Word for word, copy all the data and drop the pictures.

[START OF Task material]

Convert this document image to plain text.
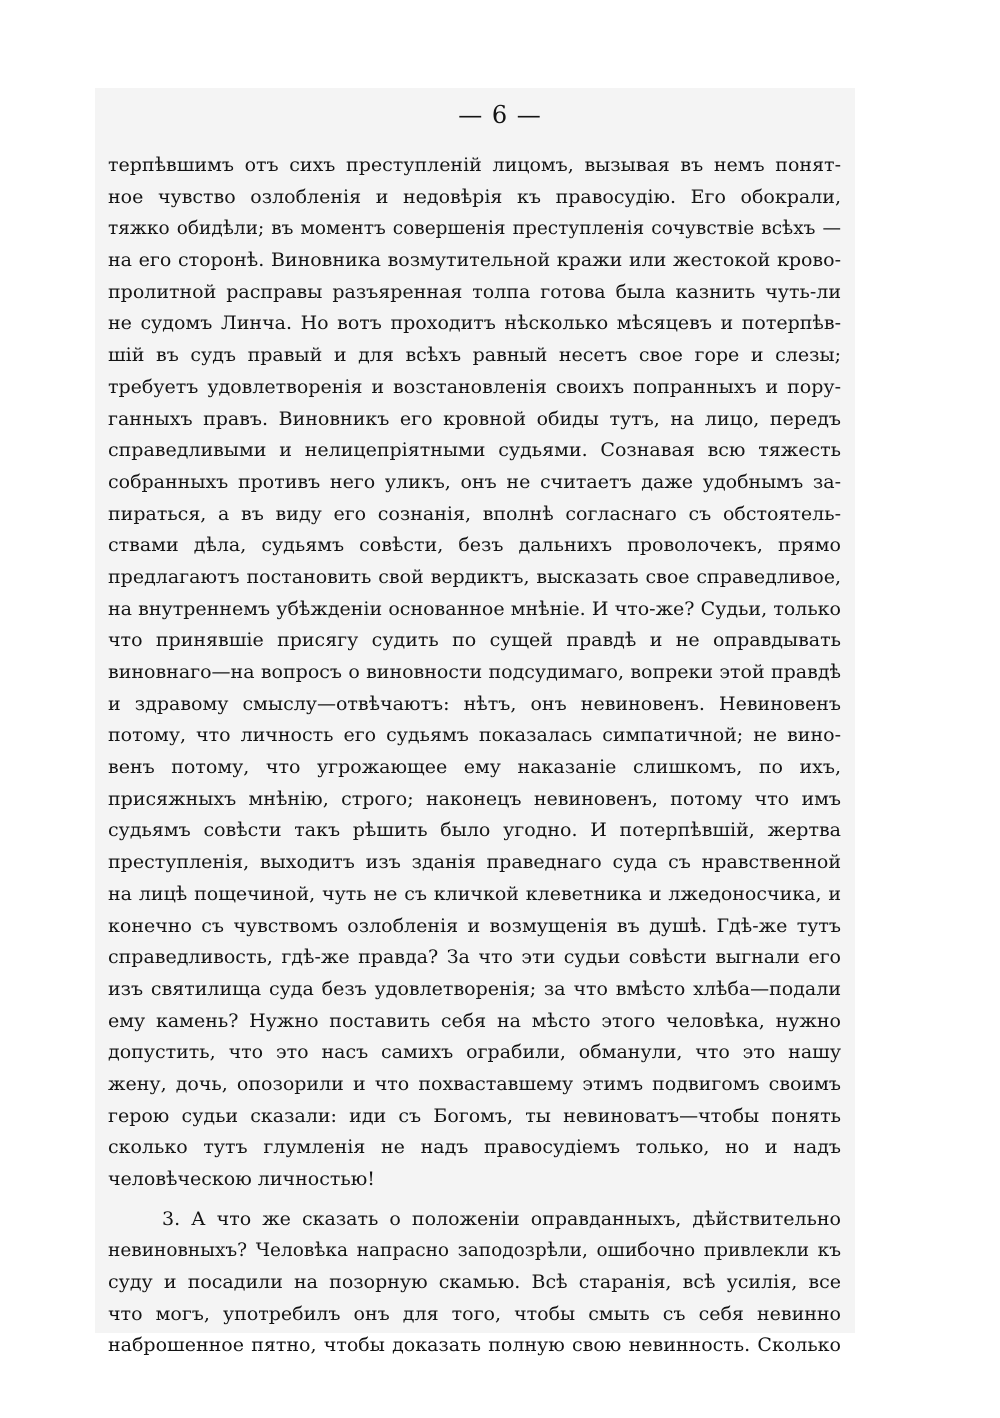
— 6 —
терпѣвшимъ отъ сихъ преступленій лицомъ, вызывая въ немъ понят-
ное чувство озлобленія и недовѣрія къ правосудію. Его обокрали,
тяжко обидѣли; въ моментъ совершенія преступленія сочувствіе всѣхъ —
на его сторонѣ. Виновника возмутительной кражи или жестокой крово-
пролитной расправы разъяренная толпа готова была казнить чуть-ли
не судомъ Линча. Но вотъ проходитъ нѣсколько мѣсяцевъ и потерпѣв-
шій въ судъ правый и для всѣхъ равный несетъ свое горе и слезы;
требуетъ удовлетворенія и возстановленія своихъ попранныхъ и пору-
ганныхъ правъ. Виновникъ его кровной обиды тутъ, на лицо, передъ
справедливыми и нелицепріятными судьями. Сознавая всю тяжесть
собранныхъ противъ него уликъ, онъ не считаетъ даже удобнымъ за-
пираться, а въ виду его сознанія, вполнѣ согласнаго съ обстоятель-
ствами дѣла, судьямъ совѣсти, безъ дальнихъ проволочекъ, прямо
предлагаютъ постановить свой вердиктъ, высказать свое справедливое,
на внутреннемъ убѣжденіи основанное мнѣніе. И что-же? Судьи, только
что принявшіе присягу судить по сущей правдѣ и не оправдывать
виновнаго—на вопросъ о виновности подсудимаго, вопреки этой правдѣ
и здравому смыслу—отвѣчаютъ: нѣтъ, онъ невиновенъ. Невиновенъ
потому, что личность его судьямъ показалась симпатичной; не вино-
венъ потому, что угрожающее ему наказаніе слишкомъ, по ихъ,
присяжныхъ мнѣнію, строго; наконецъ невиновенъ, потому что имъ
судьямъ совѣсти такъ рѣшить было угодно. И потерпѣвшій, жертва
преступленія, выходитъ изъ зданія праведнаго суда съ нравственной
на лицѣ пощечиной, чуть не съ кличкой клеветника и лжедоносчика, и
конечно съ чувствомъ озлобленія и возмущенія въ душѣ. Гдѣ-же тутъ
справедливость, гдѣ-же правда? За что эти судьи совѣсти выгнали его
изъ святилища суда безъ удовлетворенія; за что вмѣсто хлѣба—подали
ему камень? Нужно поставить себя на мѣсто этого человѣка, нужно
допустить, что это насъ самихъ ограбили, обманули, что это нашу
жену, дочь, опозорили и что похваставшему этимъ подвигомъ своимъ
герою судьи сказали: иди съ Богомъ, ты невиноватъ—чтобы понять
сколько тутъ глумленія не надъ правосудіемъ только, но и надъ
человѣческою личностью!
3. А что же сказать о положеніи оправданныхъ, дѣйствительно
невиновныхъ? Человѣка напрасно заподозрѣли, ошибочно привлекли къ
суду и посадили на позорную скамью. Всѣ старанія, всѣ усилія, все
что могъ, употребилъ онъ для того, чтобы смыть съ себя невинно
наброшенное пятно, чтобы доказать полную свою невинность. Сколько
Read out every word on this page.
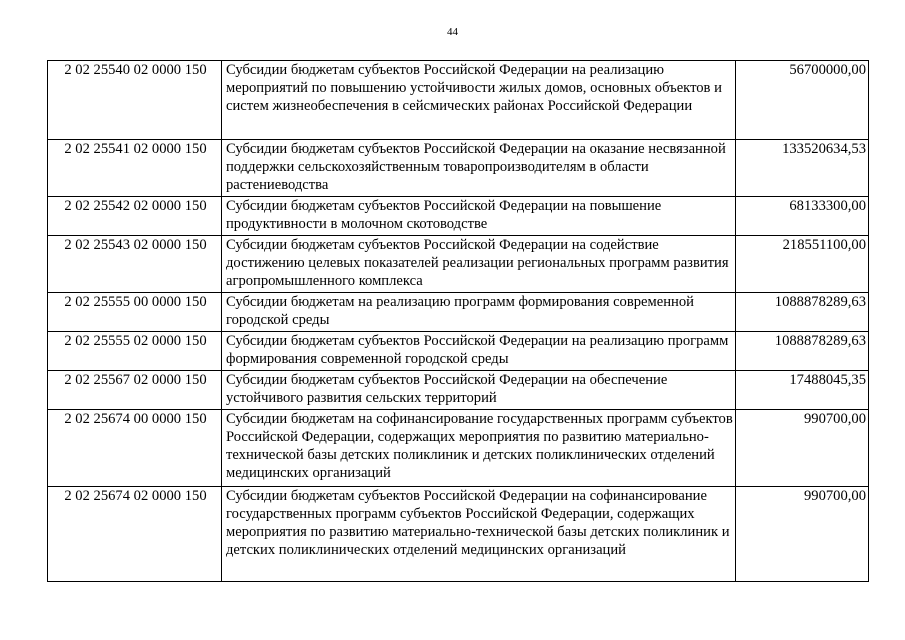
44
2 02 25540 02 0000 150	Субсидии бюджетам субъектов Российской Федерации на реализацию мероприятий по повышению устойчивости жилых домов, основных объектов и систем жизнеобеспечения в сейсмических районах Российской Федерации	56700000,00
2 02 25541 02 0000 150	Субсидии бюджетам субъектов Российской Федерации на оказание несвязанной поддержки сельскохозяйственным товаропроизводителям в области растениеводства	133520634,53
2 02 25542 02 0000 150	Субсидии бюджетам субъектов Российской Федерации на повышение продуктивности в молочном скотоводстве	68133300,00
2 02 25543 02 0000 150	Субсидии бюджетам субъектов Российской Федерации на содействие достижению целевых показателей реализации региональных программ развития агропромышленного комплекса	218551100,00
2 02 25555 00 0000 150	Субсидии бюджетам на реализацию программ формирования современной городской среды	1088878289,63
2 02 25555 02 0000 150	Субсидии бюджетам субъектов Российской Федерации на реализацию программ формирования современной городской среды	1088878289,63
2 02 25567 02 0000 150	Субсидии бюджетам субъектов Российской Федерации на обеспечение устойчивого развития сельских территорий	17488045,35
2 02 25674 00 0000 150	Субсидии бюджетам на софинансирование государственных программ субъектов Российской Федерации, содержащих мероприятия по развитию материально-технической базы детских поликлиник и детских поликлинических отделений медицинских организаций	990700,00
2 02 25674 02 0000 150	Субсидии бюджетам субъектов Российской Федерации на софинансирование государственных программ субъектов Российской Федерации, содержащих мероприятия по развитию материально-технической базы детских поликлиник и детских поликлинических отделений медицинских организаций	990700,00
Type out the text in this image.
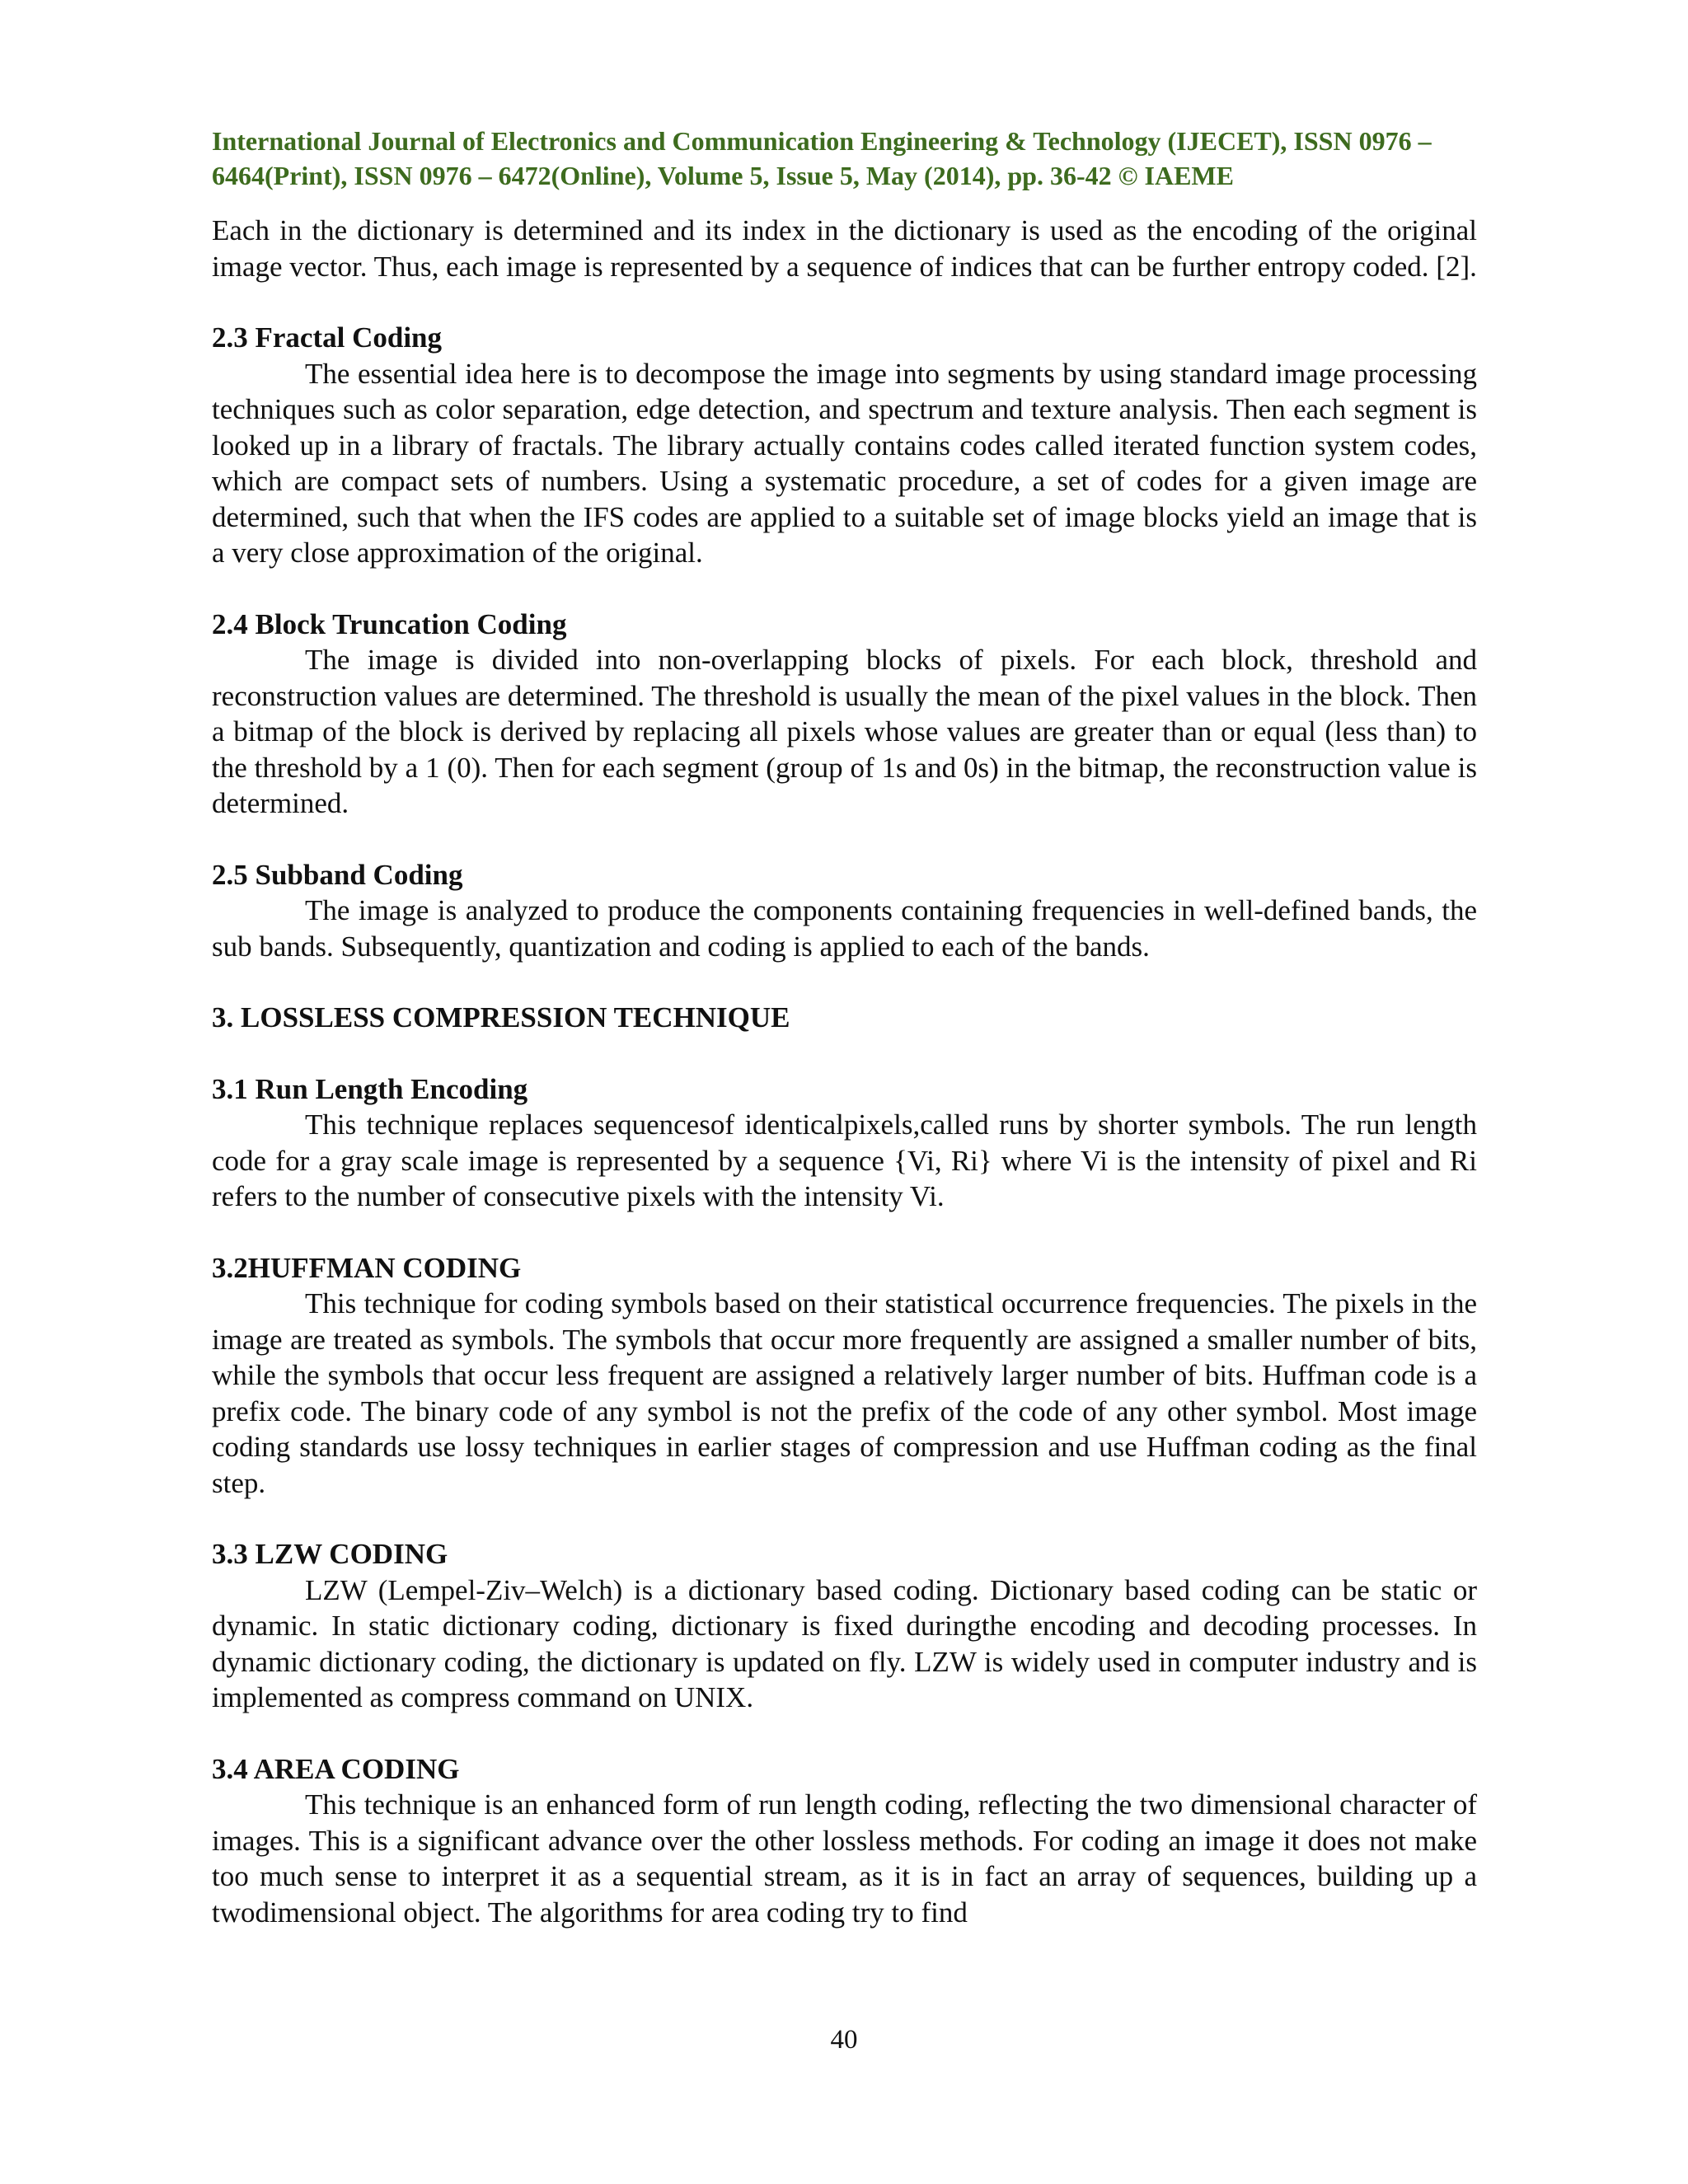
International Journal of Electronics and Communication Engineering & Technology (IJECET), ISSN 0976 –
6464(Print), ISSN 0976 – 6472(Online), Volume 5, Issue 5, May (2014), pp. 36-42 © IAEME

Each in the dictionary is determined and its index in the dictionary is used as the encoding of the original image vector. Thus, each image is represented by a sequence of indices that can be further entropy coded. [2].

2.3 Fractal Coding

The essential idea here is to decompose the image into segments by using standard image processing techniques such as color separation, edge detection, and spectrum and texture analysis. Then each segment is looked up in a library of fractals. The library actually contains codes called iterated function system codes, which are compact sets of numbers. Using a systematic procedure, a set of codes for a given image are determined, such that when the IFS codes are applied to a suitable set of image blocks yield an image that is a very close approximation of the original.

2.4 Block Truncation Coding

The image is divided into non-overlapping blocks of pixels. For each block, threshold and reconstruction values are determined. The threshold is usually the mean of the pixel values in the block. Then a bitmap of the block is derived by replacing all pixels whose values are greater than or equal (less than) to the threshold by a 1 (0). Then for each segment (group of 1s and 0s) in the bitmap, the reconstruction value is determined.

2.5 Subband Coding

The image is analyzed to produce the components containing frequencies in well-defined bands, the sub bands. Subsequently, quantization and coding is applied to each of the bands.

3. LOSSLESS COMPRESSION TECHNIQUE
3.1 Run Length Encoding

This technique replaces sequencesof identicalpixels,called runs by shorter symbols. The run length code for a gray scale image is represented by a sequence {Vi, Ri} where Vi is the intensity of pixel and Ri refers to the number of consecutive pixels with the intensity Vi.

3.2HUFFMAN CODING

This technique for coding symbols based on their statistical occurrence frequencies. The pixels in the image are treated as symbols. The symbols that occur more frequently are assigned a smaller number of bits, while the symbols that occur less frequent are assigned a relatively larger number of bits. Huffman code is a prefix code. The binary code of any symbol is not the prefix of the code of any other symbol. Most image coding standards use lossy techniques in earlier stages of compression and use Huffman coding as the final step.

3.3 LZW CODING

LZW (Lempel-Ziv–Welch) is a dictionary based coding. Dictionary based coding can be static or dynamic. In static dictionary coding, dictionary is fixed duringthe encoding and decoding processes. In dynamic dictionary coding, the dictionary is updated on fly. LZW is widely used in computer industry and is implemented as compress command on UNIX.

3.4 AREA CODING

This technique is an enhanced form of run length coding, reflecting the two dimensional character of images. This is a significant advance over the other lossless methods. For coding an image it does not make too much sense to interpret it as a sequential stream, as it is in fact an array of sequences, building up a twodimensional object. The algorithms for area coding try to find

40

[END OF Task material]

**Written response:**
Convert this document image to plain text.
— 6 —
терпѣвшимъ отъ сихъ преступленій лицомъ, вызывая въ немъ понят-
ное чувство озлобленія и недовѣрія къ правосудію. Его обокрали,
тяжко обидѣли; въ моментъ совершенія преступленія сочувствіе всѣхъ —
на его сторонѣ. Виновника возмутительной кражи или жестокой крово-
пролитной расправы разъяренная толпа готова была казнить чуть-ли
не судомъ Линча. Но вотъ проходитъ нѣсколько мѣсяцевъ и потерпѣв-
шій въ судъ правый и для всѣхъ равный несетъ свое горе и слезы;
требуетъ удовлетворенія и возстановленія своихъ попранныхъ и пору-
ганныхъ правъ. Виновникъ его кровной обиды тутъ, на лицо, передъ
справедливыми и нелицепріятными судьями. Сознавая всю тяжесть
собранныхъ противъ него уликъ, онъ не считаетъ даже удобнымъ за-
пираться, а въ виду его сознанія, вполнѣ согласнаго съ обстоятель-
ствами дѣла, судьямъ совѣсти, безъ дальнихъ проволочекъ, прямо
предлагаютъ постановить свой вердиктъ, высказать свое справедливое,
на внутреннемъ убѣжденіи основанное мнѣніе. И что-же? Судьи, только
что принявшіе присягу судить по сущей правдѣ и не оправдывать
виновнаго—на вопросъ о виновности подсудимаго, вопреки этой правдѣ
и здравому смыслу—отвѣчаютъ: нѣтъ, онъ невиновенъ. Невиновенъ
потому, что личность его судьямъ показалась симпатичной; не вино-
венъ потому, что угрожающее ему наказаніе слишкомъ, по ихъ,
присяжныхъ мнѣнію, строго; наконецъ невиновенъ, потому что имъ
судьямъ совѣсти такъ рѣшить было угодно. И потерпѣвшій, жертва
преступленія, выходитъ изъ зданія праведнаго суда съ нравственной
на лицѣ пощечиной, чуть не съ кличкой клеветника и лжедоносчика, и
конечно съ чувствомъ озлобленія и возмущенія въ душѣ. Гдѣ-же тутъ
справедливость, гдѣ-же правда? За что эти судьи совѣсти выгнали его
изъ святилища суда безъ удовлетворенія; за что вмѣсто хлѣба—подали
ему камень? Нужно поставить себя на мѣсто этого человѣка, нужно
допустить, что это насъ самихъ ограбили, обманули, что это нашу
жену, дочь, опозорили и что похваставшему этимъ подвигомъ своимъ
герою судьи сказали: иди съ Богомъ, ты невиноватъ—чтобы понять
сколько тутъ глумленія не надъ правосудіемъ только, но и надъ
человѣческою личностью!
3. А что же сказать о положеніи оправданныхъ, дѣйствительно
невиновныхъ? Человѣка напрасно заподозрѣли, ошибочно привлекли къ
суду и посадили на позорную скамью. Всѣ старанія, всѣ усилія, все
что могъ, употребилъ онъ для того, чтобы смыть съ себя невинно
наброшенное пятно, чтобы доказать полную свою невинность. Сколько
Read out every word on this page.
44
2 02 25540 02 0000 150	Субсидии бюджетам субъектов Российской Федерации на реализацию мероприятий по повышению устойчивости жилых домов, основных объектов и систем жизнеобеспечения в сейсмических районах Российской Федерации	56700000,00
2 02 25541 02 0000 150	Субсидии бюджетам субъектов Российской Федерации на оказание несвязанной поддержки сельскохозяйственным товаропроизводителям в области растениеводства	133520634,53
2 02 25542 02 0000 150	Субсидии бюджетам субъектов Российской Федерации на повышение продуктивности в молочном скотоводстве	68133300,00
2 02 25543 02 0000 150	Субсидии бюджетам субъектов Российской Федерации на содействие достижению целевых показателей реализации региональных программ развития агропромышленного комплекса	218551100,00
2 02 25555 00 0000 150	Субсидии бюджетам на реализацию программ формирования современной городской среды	1088878289,63
2 02 25555 02 0000 150	Субсидии бюджетам субъектов Российской Федерации на реализацию программ формирования современной городской среды	1088878289,63
2 02 25567 02 0000 150	Субсидии бюджетам субъектов Российской Федерации на обеспечение устойчивого развития сельских территорий	17488045,35
2 02 25674 00 0000 150	Субсидии бюджетам на софинансирование государственных программ субъектов Российской Федерации, содержащих мероприятия по развитию материально-технической базы детских поликлиник и детских поликлинических отделений медицинских организаций	990700,00
2 02 25674 02 0000 150	Субсидии бюджетам субъектов Российской Федерации на софинансирование государственных программ субъектов Российской Федерации, содержащих мероприятия по развитию материально-технической базы детских поликлиник и детских поликлинических отделений медицинских организаций	990700,00
Type out the text in this image.
International Journal of Electronics and Communication Engineering & Technology (IJECET), ISSN 0976 –
6464(Print), ISSN 0976 – 6472(Online), Volume 5, Issue 5, May (2014), pp. 36-42 © IAEME

Each in the dictionary is determined and its index in the dictionary is used as the encoding of the original image vector. Thus, each image is represented by a sequence of indices that can be further entropy coded. [2].

2.3 Fractal Coding

The essential idea here is to decompose the image into segments by using standard image processing techniques such as color separation, edge detection, and spectrum and texture analysis. Then each segment is looked up in a library of fractals. The library actually contains codes called iterated function system codes, which are compact sets of numbers. Using a systematic procedure, a set of codes for a given image are determined, such that when the IFS codes are applied to a suitable set of image blocks yield an image that is a very close approximation of the original.

2.4 Block Truncation Coding

The image is divided into non-overlapping blocks of pixels. For each block, threshold and reconstruction values are determined. The threshold is usually the mean of the pixel values in the block. Then a bitmap of the block is derived by replacing all pixels whose values are greater than or equal (less than) to the threshold by a 1 (0). Then for each segment (group of 1s and 0s) in the bitmap, the reconstruction value is determined.

2.5 Subband Coding

The image is analyzed to produce the components containing frequencies in well-defined bands, the sub bands. Subsequently, quantization and coding is applied to each of the bands.

3. LOSSLESS COMPRESSION TECHNIQUE
3.1 Run Length Encoding

This technique replaces sequencesof identicalpixels,called runs by shorter symbols. The run length code for a gray scale image is represented by a sequence {Vi, Ri} where Vi is the intensity of pixel and Ri refers to the number of consecutive pixels with the intensity Vi.

3.2HUFFMAN CODING

This technique for coding symbols based on their statistical occurrence frequencies. The pixels in the image are treated as symbols. The symbols that occur more frequently are assigned a smaller number of bits, while the symbols that occur less frequent are assigned a relatively larger number of bits. Huffman code is a prefix code. The binary code of any symbol is not the prefix of the code of any other symbol. Most image coding standards use lossy techniques in earlier stages of compression and use Huffman coding as the final step.

3.3 LZW CODING

LZW (Lempel-Ziv–Welch) is a dictionary based coding. Dictionary based coding can be static or dynamic. In static dictionary coding, dictionary is fixed duringthe encoding and decoding processes. In dynamic dictionary coding, the dictionary is updated on fly. LZW is widely used in computer industry and is implemented as compress command on UNIX.

3.4 AREA CODING

This technique is an enhanced form of run length coding, reflecting the two dimensional character of images. This is a significant advance over the other lossless methods. For coding an image it does not make too much sense to interpret it as a sequential stream, as it is in fact an array of sequences, building up a twodimensional object. The algorithms for area coding try to find

40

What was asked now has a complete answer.